*TO BE DONE*. Filter the listing below, copying every line in which the word "СЦЕПИТЬ" appears.

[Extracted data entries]
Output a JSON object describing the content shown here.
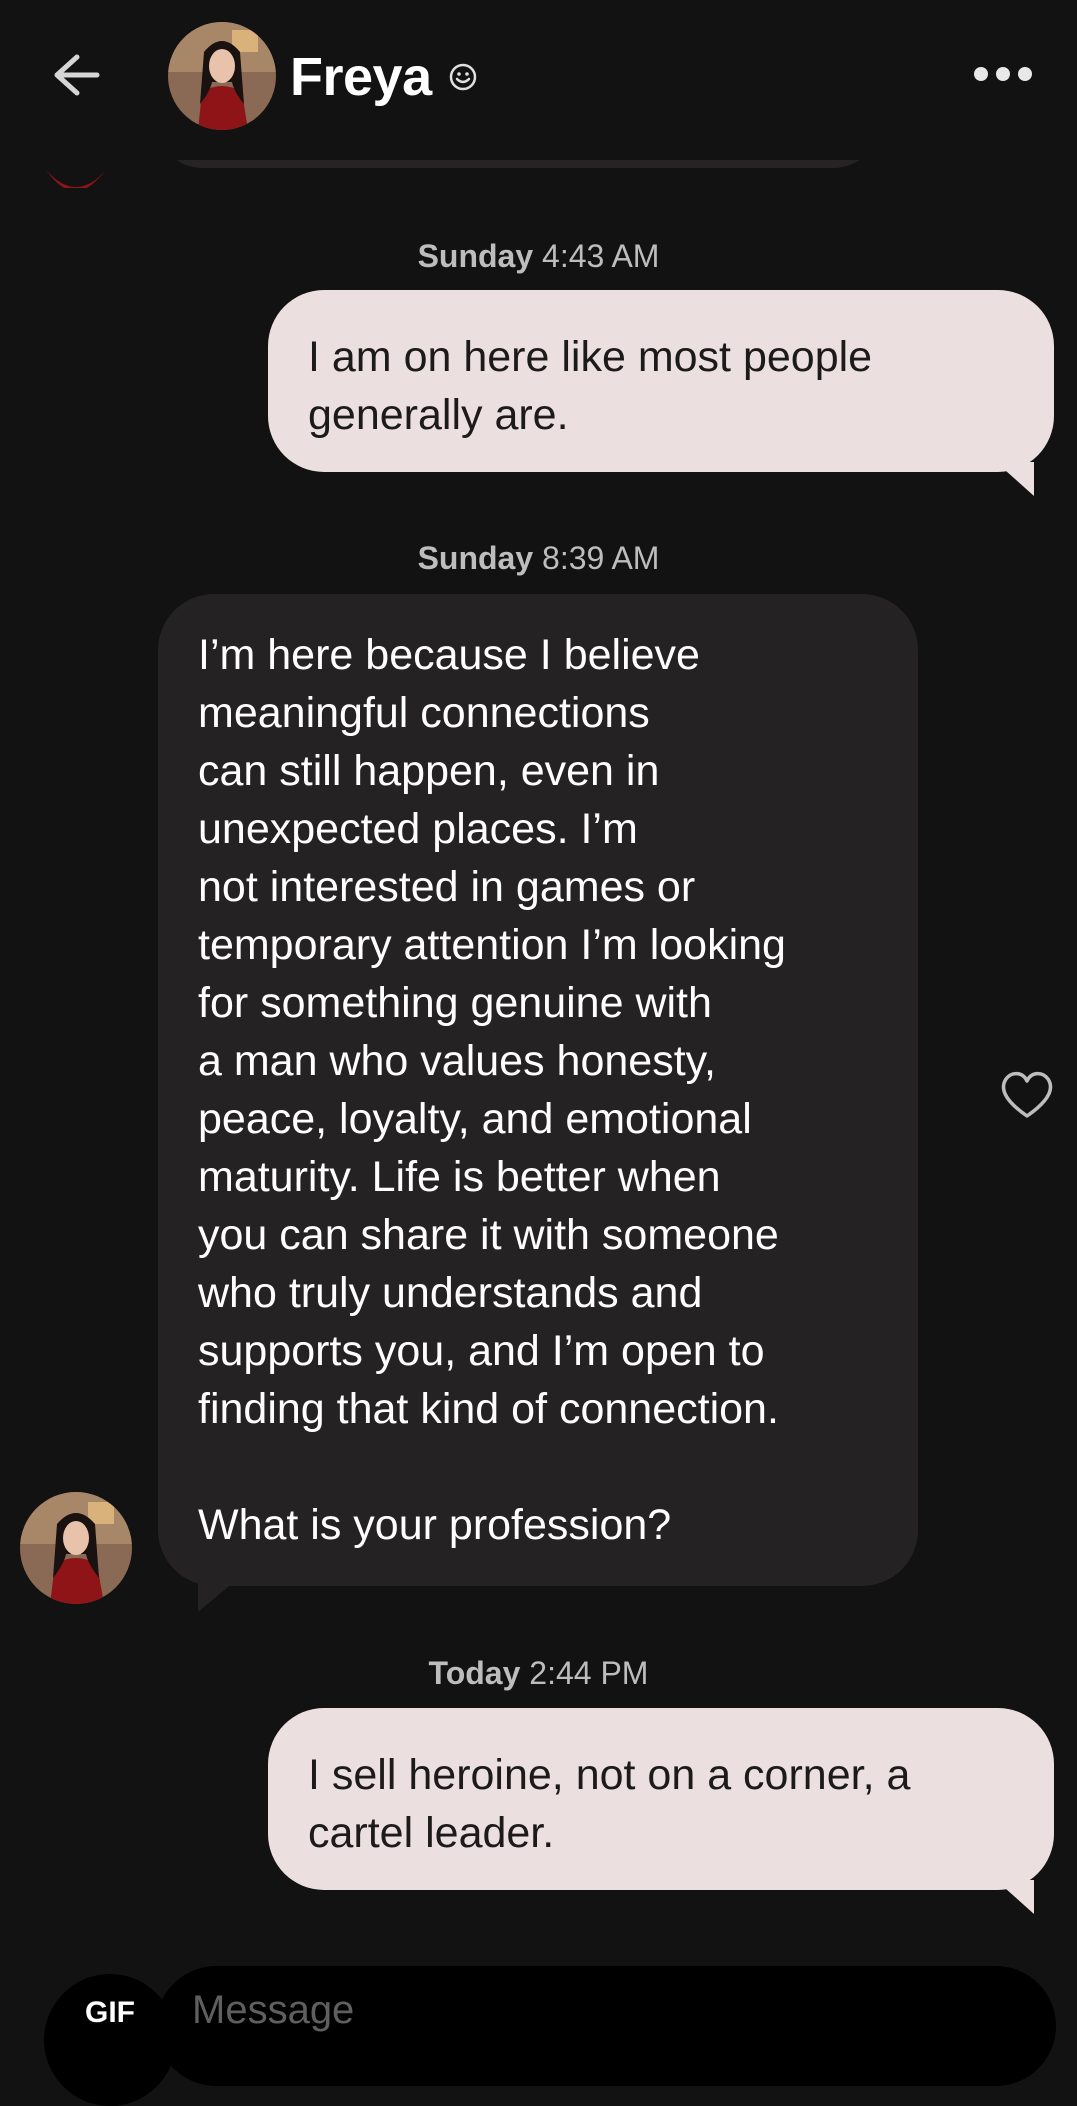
{
  "header": {
    "contact_name": "Freya",
    "back_icon": "arrow-left-icon",
    "verified_icon": "verified-face-icon",
    "more_icon": "more-horizontal-icon"
  },
  "messages": [
    {
      "timestamp_day": "Sunday",
      "timestamp_time": "4:43 AM",
      "direction": "sent",
      "lines": [
        "I am on here like most people",
        "generally are."
      ]
    },
    {
      "timestamp_day": "Sunday",
      "timestamp_time": "8:39 AM",
      "direction": "received",
      "lines": [
        "I’m here because I believe",
        "meaningful connections",
        "can still happen, even in",
        "unexpected places. I’m",
        "not interested in games or",
        "temporary attention I’m looking",
        "for something genuine with",
        "a man who values honesty,",
        "peace, loyalty, and emotional",
        "maturity. Life is better when",
        "you can share it with someone",
        "who truly understands and",
        "supports you, and I’m open to",
        "finding that kind of connection.",
        "",
        "What is your profession?"
      ]
    },
    {
      "timestamp_day": "Today",
      "timestamp_time": "2:44 PM",
      "direction": "sent",
      "lines": [
        "I sell heroine, not on a corner, a",
        "cartel leader."
      ]
    }
  ],
  "composer": {
    "gif_label": "GIF",
    "placeholder": "Message"
  },
  "colors": {
    "background": "#121212",
    "sent_bubble": "#ebe0df",
    "received_bubble": "#242222",
    "timestamp_text": "#bdbdbd"
  }
}
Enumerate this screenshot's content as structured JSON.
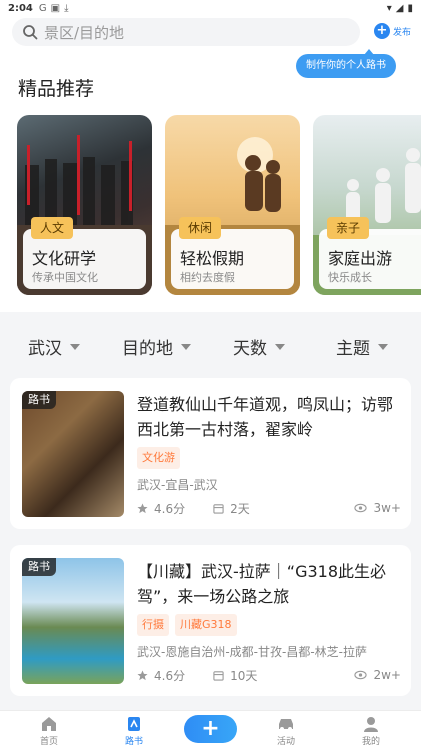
{
  "statusbar": {
    "time": "2:04"
  },
  "search": {
    "placeholder": "景区/目的地"
  },
  "publish": {
    "label": "发布"
  },
  "tooltip": {
    "text": "制作你的个人路书"
  },
  "featured": {
    "title": "精品推荐",
    "cards": [
      {
        "tag": "人文",
        "title": "文化研学",
        "subtitle": "传承中国文化"
      },
      {
        "tag": "休闲",
        "title": "轻松假期",
        "subtitle": "相约去度假"
      },
      {
        "tag": "亲子",
        "title": "家庭出游",
        "subtitle": "快乐成长"
      }
    ]
  },
  "filters": [
    "武汉",
    "目的地",
    "天数",
    "主题"
  ],
  "routes": [
    {
      "badge": "路书",
      "title": "登道教仙山千年道观，鸣凤山；访鄂西北第一古村落，翟家岭",
      "tags": [
        "文化游"
      ],
      "route": "武汉-宜昌-武汉",
      "rating": "4.6分",
      "days": "2天",
      "views": "3w+"
    },
    {
      "badge": "路书",
      "title": "【川藏】武汉-拉萨｜“G318此生必驾”，来一场公路之旅",
      "tags": [
        "行摄",
        "川藏G318"
      ],
      "route": "武汉-恩施自治州-成都-甘孜-昌都-林芝-拉萨",
      "rating": "4.6分",
      "days": "10天",
      "views": "2w+"
    }
  ],
  "tabbar": {
    "home": "首页",
    "roadbook": "路书",
    "add": "+",
    "activity": "活动",
    "mine": "我的"
  },
  "colors": {
    "accent": "#2a86f0",
    "tag_bg": "#fdeee6",
    "tag_fg": "#ff7a3c",
    "card_tag": "#f6c25a"
  }
}
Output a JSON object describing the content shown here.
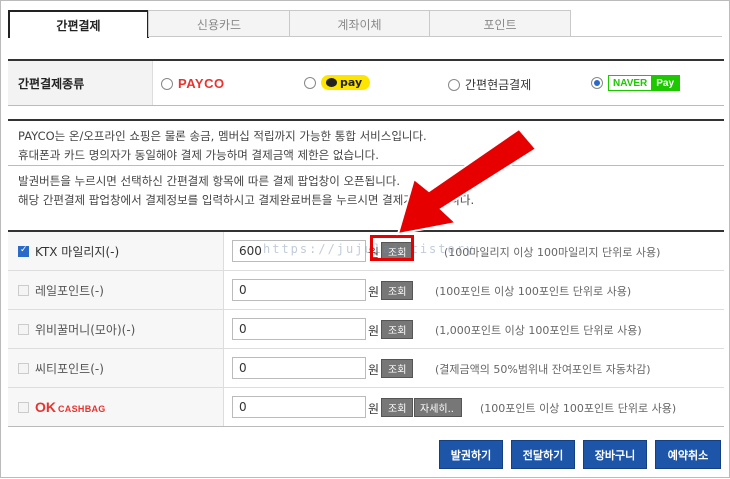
{
  "tabs": [
    {
      "label": "간편결제",
      "active": true
    },
    {
      "label": "신용카드",
      "active": false
    },
    {
      "label": "계좌이체",
      "active": false
    },
    {
      "label": "포인트",
      "active": false
    }
  ],
  "pay_type": {
    "label": "간편결제종류",
    "options": [
      {
        "label": "PAYCO",
        "selected": false
      },
      {
        "label": "pay",
        "selected": false
      },
      {
        "label": "간편현금결제",
        "selected": false
      },
      {
        "label": "NAVER",
        "label2": "Pay",
        "selected": true
      }
    ]
  },
  "info1": {
    "line1": "PAYCO는 온/오프라인 쇼핑은 물론 송금, 멤버십 적립까지 가능한 통합 서비스입니다.",
    "line2": "휴대폰과 카드 명의자가 동일해야 결제 가능하며 결제금액 제한은 없습니다."
  },
  "info2": {
    "line1": "발권버튼을 누르시면 선택하신 간편결제 항목에 따른 결제 팝업창이 오픈됩니다.",
    "line2": "해당 간편결제 팝업창에서 결제정보를 입력하시고 결제완료버튼을 누르시면 결제가 완료됩니다."
  },
  "mileage": [
    {
      "label": "KTX 마일리지(-)",
      "checked": true,
      "value": "600",
      "unit": "원",
      "button": "조회",
      "note": "(100마일리지 이상 100마일리지 단위로 사용)"
    },
    {
      "label": "레일포인트(-)",
      "checked": false,
      "value": "0",
      "unit": "원",
      "button": "조회",
      "note": "(100포인트 이상 100포인트 단위로 사용)"
    },
    {
      "label": "위비꿀머니(모아)(-)",
      "checked": false,
      "value": "0",
      "unit": "원",
      "button": "조회",
      "note": "(1,000포인트 이상 100포인트 단위로 사용)"
    },
    {
      "label": "씨티포인트(-)",
      "checked": false,
      "value": "0",
      "unit": "원",
      "button": "조회",
      "note": "(결제금액의 50%범위내 잔여포인트 자동차감)"
    },
    {
      "label": "OK",
      "label2": "CASHBAG",
      "checked": false,
      "value": "0",
      "unit": "원",
      "button": "조회",
      "detail_button": "자세히..",
      "note": "(100포인트 이상 100포인트 단위로 사용)"
    }
  ],
  "watermark": "https://jujulai.tistory",
  "buttons": {
    "issue": "발권하기",
    "deliver": "전달하기",
    "cart": "장바구니",
    "cancel": "예약취소"
  },
  "colors": {
    "accent": "#1d55a8",
    "highlight": "#e60000",
    "payco": "#e8332f",
    "naver": "#1ec800",
    "kakao": "#fee500"
  }
}
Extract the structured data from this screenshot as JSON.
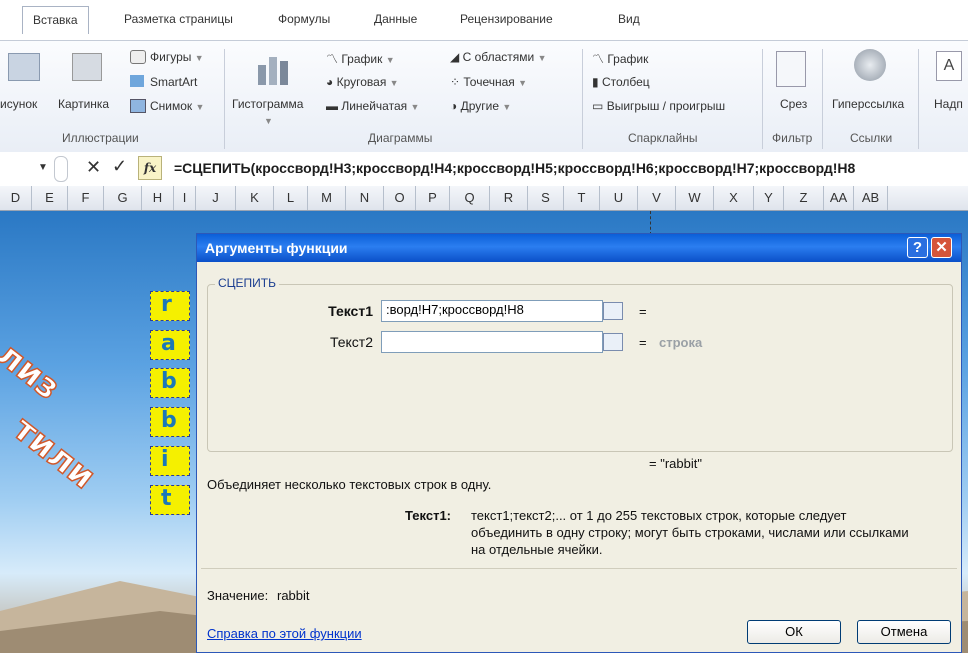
{
  "tabs": [
    "Вставка",
    "Разметка страницы",
    "Формулы",
    "Данные",
    "Рецензирование",
    "Вид"
  ],
  "ribbon": {
    "illustrations": {
      "picture": "исунок",
      "clipart": "Картинка",
      "shapes": "Фигуры",
      "smartart": "SmartArt",
      "screenshot": "Снимок",
      "group": "Иллюстрации"
    },
    "charts": {
      "histogram": "Гистограмма",
      "graph": "График",
      "pie": "Круговая",
      "linear": "Линейчатая",
      "area": "С областями",
      "scatter": "Точечная",
      "other": "Другие",
      "group": "Диаграммы"
    },
    "sparklines": {
      "graph": "График",
      "column": "Столбец",
      "winloss": "Выигрыш / проигрыш",
      "group": "Спарклайны"
    },
    "filter": {
      "slicer": "Срез",
      "group": "Фильтр"
    },
    "links": {
      "hyperlink": "Гиперссылка",
      "group": "Ссылки"
    },
    "text": {
      "label": "Надп"
    }
  },
  "formula_bar": {
    "fx": "fx",
    "formula": "=СЦЕПИТЬ(кроссворд!H3;кроссворд!H4;кроссворд!H5;кроссворд!H6;кроссворд!H7;кроссворд!H8"
  },
  "columns": [
    "D",
    "E",
    "F",
    "G",
    "H",
    "I",
    "J",
    "K",
    "L",
    "M",
    "N",
    "O",
    "P",
    "Q",
    "R",
    "S",
    "T",
    "U",
    "V",
    "W",
    "X",
    "Y",
    "Z",
    "AA",
    "AB"
  ],
  "sheet": {
    "wordart1": "лиз",
    "wordart2": "тили",
    "letters": [
      "r",
      "a",
      "b",
      "b",
      "i",
      "t"
    ]
  },
  "dialog": {
    "title": "Аргументы функции",
    "help_btn": "?",
    "close_btn": "✕",
    "group": "СЦЕПИТЬ",
    "arg1_label": "Текст1",
    "arg1_value": ":ворд!H7;кроссворд!H8",
    "arg2_label": "Текст2",
    "arg2_value": "",
    "eq": "=",
    "arg2_hint": "строка",
    "result": "= \"rabbit\"",
    "description": "Объединяет несколько текстовых строк в одну.",
    "arg_help_label": "Текст1:",
    "arg_help_line1": "текст1;текст2;... от 1 до 255 текстовых строк, которые следует",
    "arg_help_line2": "объединить в одну строку; могут быть строками, числами или ссылками",
    "arg_help_line3": "на отдельные ячейки.",
    "value_label": "Значение:",
    "value": "rabbit",
    "help_link": "Справка по этой функции",
    "ok": "ОК",
    "cancel": "Отмена"
  }
}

*RESULT*.
    "formula": "=СЦЕПИТЬ(кроссворд!H3;кроссворд!H4;кроссворд!H5;кроссворд!H6;кроссворд!H7;кроссворд!H8"
    "group": "СЦЕПИТЬ",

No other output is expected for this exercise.